● **Exercise material**:
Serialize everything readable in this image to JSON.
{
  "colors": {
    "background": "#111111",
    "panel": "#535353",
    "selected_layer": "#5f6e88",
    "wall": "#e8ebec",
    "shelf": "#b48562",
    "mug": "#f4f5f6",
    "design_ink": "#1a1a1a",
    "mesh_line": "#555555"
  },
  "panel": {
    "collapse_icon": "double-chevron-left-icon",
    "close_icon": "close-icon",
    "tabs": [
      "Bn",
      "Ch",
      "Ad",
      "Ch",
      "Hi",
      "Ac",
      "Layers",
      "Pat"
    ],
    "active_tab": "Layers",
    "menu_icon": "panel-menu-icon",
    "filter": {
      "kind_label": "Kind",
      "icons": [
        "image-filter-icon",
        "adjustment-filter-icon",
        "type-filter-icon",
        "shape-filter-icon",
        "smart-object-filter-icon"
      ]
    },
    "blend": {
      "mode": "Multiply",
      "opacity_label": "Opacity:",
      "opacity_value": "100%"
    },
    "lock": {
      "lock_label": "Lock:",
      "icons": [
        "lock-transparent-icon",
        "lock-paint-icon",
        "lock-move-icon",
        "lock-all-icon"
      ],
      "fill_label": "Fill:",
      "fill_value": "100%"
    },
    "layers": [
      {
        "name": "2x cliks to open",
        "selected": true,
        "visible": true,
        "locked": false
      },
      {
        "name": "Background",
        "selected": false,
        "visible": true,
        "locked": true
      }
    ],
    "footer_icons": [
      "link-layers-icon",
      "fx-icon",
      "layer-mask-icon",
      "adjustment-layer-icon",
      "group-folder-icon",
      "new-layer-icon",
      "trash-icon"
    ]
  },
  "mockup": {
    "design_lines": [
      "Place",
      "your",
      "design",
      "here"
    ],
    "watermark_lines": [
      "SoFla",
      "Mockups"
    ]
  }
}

● **Given problem**: Which lines in the listing above hold the word "true"? Show each of them.

● **Expected answer**:
        "selected": true,
        "visible": true,
        "visible": true,
        "locked": true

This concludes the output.